**STATED TASK**
Output every line below exactly.

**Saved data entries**
Begin

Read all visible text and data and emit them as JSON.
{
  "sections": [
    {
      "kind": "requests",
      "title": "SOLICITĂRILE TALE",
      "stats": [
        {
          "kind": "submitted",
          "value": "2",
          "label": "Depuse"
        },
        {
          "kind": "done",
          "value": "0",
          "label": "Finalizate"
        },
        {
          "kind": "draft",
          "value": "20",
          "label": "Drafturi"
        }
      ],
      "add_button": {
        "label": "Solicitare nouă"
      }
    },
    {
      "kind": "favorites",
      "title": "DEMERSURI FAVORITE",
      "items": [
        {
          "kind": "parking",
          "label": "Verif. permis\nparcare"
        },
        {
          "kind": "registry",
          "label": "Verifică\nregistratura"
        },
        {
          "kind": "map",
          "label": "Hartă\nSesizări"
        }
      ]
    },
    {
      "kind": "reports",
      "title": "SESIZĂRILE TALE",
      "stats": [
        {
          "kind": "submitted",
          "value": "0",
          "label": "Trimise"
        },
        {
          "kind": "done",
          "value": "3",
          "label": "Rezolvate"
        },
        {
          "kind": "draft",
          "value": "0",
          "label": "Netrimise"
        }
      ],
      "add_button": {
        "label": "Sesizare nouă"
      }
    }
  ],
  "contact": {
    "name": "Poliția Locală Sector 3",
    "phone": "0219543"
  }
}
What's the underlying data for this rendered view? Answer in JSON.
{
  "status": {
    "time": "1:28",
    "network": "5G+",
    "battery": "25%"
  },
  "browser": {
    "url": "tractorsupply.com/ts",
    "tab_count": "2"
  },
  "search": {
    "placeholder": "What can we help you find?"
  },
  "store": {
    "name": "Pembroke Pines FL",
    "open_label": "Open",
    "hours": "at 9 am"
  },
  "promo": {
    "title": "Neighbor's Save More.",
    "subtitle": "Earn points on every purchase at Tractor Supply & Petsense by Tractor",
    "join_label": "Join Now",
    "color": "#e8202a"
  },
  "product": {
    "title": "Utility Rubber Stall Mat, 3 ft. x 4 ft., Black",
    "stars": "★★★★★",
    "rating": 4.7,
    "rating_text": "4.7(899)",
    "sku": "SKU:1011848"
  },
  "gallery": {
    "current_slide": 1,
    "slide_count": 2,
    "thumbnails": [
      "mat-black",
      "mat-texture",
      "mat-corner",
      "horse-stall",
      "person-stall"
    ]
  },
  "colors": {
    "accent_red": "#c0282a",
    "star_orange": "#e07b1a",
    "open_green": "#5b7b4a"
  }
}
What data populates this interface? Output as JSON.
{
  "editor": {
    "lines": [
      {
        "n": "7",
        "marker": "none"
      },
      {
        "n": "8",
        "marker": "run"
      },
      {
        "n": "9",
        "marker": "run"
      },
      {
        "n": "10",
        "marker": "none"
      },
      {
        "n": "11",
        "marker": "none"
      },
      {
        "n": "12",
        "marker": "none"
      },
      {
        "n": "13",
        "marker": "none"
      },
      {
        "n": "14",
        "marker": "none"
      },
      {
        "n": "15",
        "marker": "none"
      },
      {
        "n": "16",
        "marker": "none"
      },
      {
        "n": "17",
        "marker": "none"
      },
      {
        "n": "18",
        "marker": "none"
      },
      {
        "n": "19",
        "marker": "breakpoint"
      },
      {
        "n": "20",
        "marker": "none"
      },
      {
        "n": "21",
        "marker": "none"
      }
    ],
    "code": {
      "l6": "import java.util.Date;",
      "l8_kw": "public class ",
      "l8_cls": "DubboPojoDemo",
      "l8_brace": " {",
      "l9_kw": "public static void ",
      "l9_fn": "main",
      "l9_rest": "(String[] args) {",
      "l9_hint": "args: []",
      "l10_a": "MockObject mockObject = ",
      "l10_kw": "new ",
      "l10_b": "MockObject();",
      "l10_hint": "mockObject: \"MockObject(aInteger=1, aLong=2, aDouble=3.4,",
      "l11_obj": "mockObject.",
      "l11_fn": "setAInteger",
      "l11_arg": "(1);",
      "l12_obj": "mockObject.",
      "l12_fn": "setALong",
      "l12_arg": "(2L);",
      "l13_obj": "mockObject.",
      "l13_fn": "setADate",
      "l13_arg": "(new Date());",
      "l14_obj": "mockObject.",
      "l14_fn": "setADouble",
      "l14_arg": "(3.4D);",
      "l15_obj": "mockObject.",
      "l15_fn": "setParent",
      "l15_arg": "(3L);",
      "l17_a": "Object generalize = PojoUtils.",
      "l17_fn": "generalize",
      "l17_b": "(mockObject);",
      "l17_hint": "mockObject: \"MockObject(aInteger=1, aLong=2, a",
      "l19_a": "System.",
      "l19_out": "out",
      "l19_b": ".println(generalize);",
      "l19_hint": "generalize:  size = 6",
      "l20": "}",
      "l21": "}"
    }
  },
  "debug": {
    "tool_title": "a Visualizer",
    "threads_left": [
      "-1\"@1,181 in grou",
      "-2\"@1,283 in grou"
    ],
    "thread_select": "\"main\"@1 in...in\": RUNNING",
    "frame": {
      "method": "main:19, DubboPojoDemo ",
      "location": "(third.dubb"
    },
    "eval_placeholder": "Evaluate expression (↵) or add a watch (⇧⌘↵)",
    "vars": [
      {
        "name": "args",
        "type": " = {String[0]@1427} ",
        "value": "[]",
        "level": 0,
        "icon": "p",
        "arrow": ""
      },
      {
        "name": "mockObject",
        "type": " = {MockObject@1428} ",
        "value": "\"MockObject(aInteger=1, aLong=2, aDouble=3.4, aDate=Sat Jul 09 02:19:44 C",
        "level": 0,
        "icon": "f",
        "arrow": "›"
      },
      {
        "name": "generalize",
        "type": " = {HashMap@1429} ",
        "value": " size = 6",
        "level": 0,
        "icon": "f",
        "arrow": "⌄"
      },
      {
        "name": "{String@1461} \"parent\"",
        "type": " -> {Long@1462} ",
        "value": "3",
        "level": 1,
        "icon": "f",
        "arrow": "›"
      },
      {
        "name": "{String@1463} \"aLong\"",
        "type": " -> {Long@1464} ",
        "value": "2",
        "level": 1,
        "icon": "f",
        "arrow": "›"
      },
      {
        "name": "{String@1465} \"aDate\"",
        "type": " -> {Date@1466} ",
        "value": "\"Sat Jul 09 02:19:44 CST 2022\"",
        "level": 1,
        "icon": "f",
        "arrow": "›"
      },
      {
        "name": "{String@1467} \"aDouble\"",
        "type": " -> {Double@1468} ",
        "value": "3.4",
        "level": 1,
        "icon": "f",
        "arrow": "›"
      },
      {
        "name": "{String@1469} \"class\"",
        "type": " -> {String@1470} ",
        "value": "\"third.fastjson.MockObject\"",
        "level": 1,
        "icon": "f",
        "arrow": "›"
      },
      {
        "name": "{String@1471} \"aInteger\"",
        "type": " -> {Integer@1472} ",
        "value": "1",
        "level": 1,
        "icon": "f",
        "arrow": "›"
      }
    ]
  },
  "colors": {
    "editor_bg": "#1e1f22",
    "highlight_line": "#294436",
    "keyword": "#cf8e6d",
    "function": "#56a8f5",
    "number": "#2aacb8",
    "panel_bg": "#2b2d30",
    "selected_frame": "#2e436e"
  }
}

End

**THE OUTPUT**
Read all visible text and data and emit them as JSON.
{
  "sections": [
    {
      "kind": "requests",
      "title": "SOLICITĂRILE TALE",
      "stats": [
        {
          "kind": "submitted",
          "value": "2",
          "label": "Depuse"
        },
        {
          "kind": "done",
          "value": "0",
          "label": "Finalizate"
        },
        {
          "kind": "draft",
          "value": "20",
          "label": "Drafturi"
        }
      ],
      "add_button": {
        "label": "Solicitare nouă"
      }
    },
    {
      "kind": "favorites",
      "title": "DEMERSURI FAVORITE",
      "items": [
        {
          "kind": "parking",
          "label": "Verif. permis\nparcare"
        },
        {
          "kind": "registry",
          "label": "Verifică\nregistratura"
        },
        {
          "kind": "map",
          "label": "Hartă\nSesizări"
        }
      ]
    },
    {
      "kind": "reports",
      "title": "SESIZĂRILE TALE",
      "stats": [
        {
          "kind": "submitted",
          "value": "0",
          "label": "Trimise"
        },
        {
          "kind": "done",
          "value": "3",
          "label": "Rezolvate"
        },
        {
          "kind": "draft",
          "value": "0",
          "label": "Netrimise"
        }
      ],
      "add_button": {
        "label": "Sesizare nouă"
      }
    }
  ],
  "contact": {
    "name": "Poliția Locală Sector 3",
    "phone": "0219543"
  }
}
What's the underlying data for this rendered view? Answer in JSON.
{
  "status": {
    "time": "1:28",
    "network": "5G+",
    "battery": "25%"
  },
  "browser": {
    "url": "tractorsupply.com/ts",
    "tab_count": "2"
  },
  "search": {
    "placeholder": "What can we help you find?"
  },
  "store": {
    "name": "Pembroke Pines FL",
    "open_label": "Open",
    "hours": "at 9 am"
  },
  "promo": {
    "title": "Neighbor's Save More.",
    "subtitle": "Earn points on every purchase at Tractor Supply & Petsense by Tractor",
    "join_label": "Join Now",
    "color": "#e8202a"
  },
  "product": {
    "title": "Utility Rubber Stall Mat, 3 ft. x 4 ft., Black",
    "stars": "★★★★★",
    "rating": 4.7,
    "rating_text": "4.7(899)",
    "sku": "SKU:1011848"
  },
  "gallery": {
    "current_slide": 1,
    "slide_count": 2,
    "thumbnails": [
      "mat-black",
      "mat-texture",
      "mat-corner",
      "horse-stall",
      "person-stall"
    ]
  },
  "colors": {
    "accent_red": "#c0282a",
    "star_orange": "#e07b1a",
    "open_green": "#5b7b4a"
  }
}
What data populates this interface? Output as JSON.
{
  "editor": {
    "lines": [
      {
        "n": "7",
        "marker": "none"
      },
      {
        "n": "8",
        "marker": "run"
      },
      {
        "n": "9",
        "marker": "run"
      },
      {
        "n": "10",
        "marker": "none"
      },
      {
        "n": "11",
        "marker": "none"
      },
      {
        "n": "12",
        "marker": "none"
      },
      {
        "n": "13",
        "marker": "none"
      },
      {
        "n": "14",
        "marker": "none"
      },
      {
        "n": "15",
        "marker": "none"
      },
      {
        "n": "16",
        "marker": "none"
      },
      {
        "n": "17",
        "marker": "none"
      },
      {
        "n": "18",
        "marker": "none"
      },
      {
        "n": "19",
        "marker": "breakpoint"
      },
      {
        "n": "20",
        "marker": "none"
      },
      {
        "n": "21",
        "marker": "none"
      }
    ],
    "code": {
      "l6": "import java.util.Date;",
      "l8_kw": "public class ",
      "l8_cls": "DubboPojoDemo",
      "l8_brace": " {",
      "l9_kw": "public static void ",
      "l9_fn": "main",
      "l9_rest": "(String[] args) {",
      "l9_hint": "args: []",
      "l10_a": "MockObject mockObject = ",
      "l10_kw": "new ",
      "l10_b": "MockObject();",
      "l10_hint": "mockObject: \"MockObject(aInteger=1, aLong=2, aDouble=3.4,",
      "l11_obj": "mockObject.",
      "l11_fn": "setAInteger",
      "l11_arg": "(1);",
      "l12_obj": "mockObject.",
      "l12_fn": "setALong",
      "l12_arg": "(2L);",
      "l13_obj": "mockObject.",
      "l13_fn": "setADate",
      "l13_arg": "(new Date());",
      "l14_obj": "mockObject.",
      "l14_fn": "setADouble",
      "l14_arg": "(3.4D);",
      "l15_obj": "mockObject.",
      "l15_fn": "setParent",
      "l15_arg": "(3L);",
      "l17_a": "Object generalize = PojoUtils.",
      "l17_fn": "generalize",
      "l17_b": "(mockObject);",
      "l17_hint": "mockObject: \"MockObject(aInteger=1, aLong=2, a",
      "l19_a": "System.",
      "l19_out": "out",
      "l19_b": ".println(generalize);",
      "l19_hint": "generalize:  size = 6",
      "l20": "}",
      "l21": "}"
    }
  },
  "debug": {
    "tool_title": "a Visualizer",
    "threads_left": [
      "-1\"@1,181 in grou",
      "-2\"@1,283 in grou"
    ],
    "thread_select": "\"main\"@1 in...in\": RUNNING",
    "frame": {
      "method": "main:19, DubboPojoDemo ",
      "location": "(third.dubb"
    },
    "eval_placeholder": "Evaluate expression (↵) or add a watch (⇧⌘↵)",
    "vars": [
      {
        "name": "args",
        "type": " = {String[0]@1427} ",
        "value": "[]",
        "level": 0,
        "icon": "p",
        "arrow": ""
      },
      {
        "name": "mockObject",
        "type": " = {MockObject@1428} ",
        "value": "\"MockObject(aInteger=1, aLong=2, aDouble=3.4, aDate=Sat Jul 09 02:19:44 C",
        "level": 0,
        "icon": "f",
        "arrow": "›"
      },
      {
        "name": "generalize",
        "type": " = {HashMap@1429} ",
        "value": " size = 6",
        "level": 0,
        "icon": "f",
        "arrow": "⌄"
      },
      {
        "name": "{String@1461} \"parent\"",
        "type": " -> {Long@1462} ",
        "value": "3",
        "level": 1,
        "icon": "f",
        "arrow": "›"
      },
      {
        "name": "{String@1463} \"aLong\"",
        "type": " -> {Long@1464} ",
        "value": "2",
        "level": 1,
        "icon": "f",
        "arrow": "›"
      },
      {
        "name": "{String@1465} \"aDate\"",
        "type": " -> {Date@1466} ",
        "value": "\"Sat Jul 09 02:19:44 CST 2022\"",
        "level": 1,
        "icon": "f",
        "arrow": "›"
      },
      {
        "name": "{String@1467} \"aDouble\"",
        "type": " -> {Double@1468} ",
        "value": "3.4",
        "level": 1,
        "icon": "f",
        "arrow": "›"
      },
      {
        "name": "{String@1469} \"class\"",
        "type": " -> {String@1470} ",
        "value": "\"third.fastjson.MockObject\"",
        "level": 1,
        "icon": "f",
        "arrow": "›"
      },
      {
        "name": "{String@1471} \"aInteger\"",
        "type": " -> {Integer@1472} ",
        "value": "1",
        "level": 1,
        "icon": "f",
        "arrow": "›"
      }
    ]
  },
  "colors": {
    "editor_bg": "#1e1f22",
    "highlight_line": "#294436",
    "keyword": "#cf8e6d",
    "function": "#56a8f5",
    "number": "#2aacb8",
    "panel_bg": "#2b2d30",
    "selected_frame": "#2e436e"
  }
}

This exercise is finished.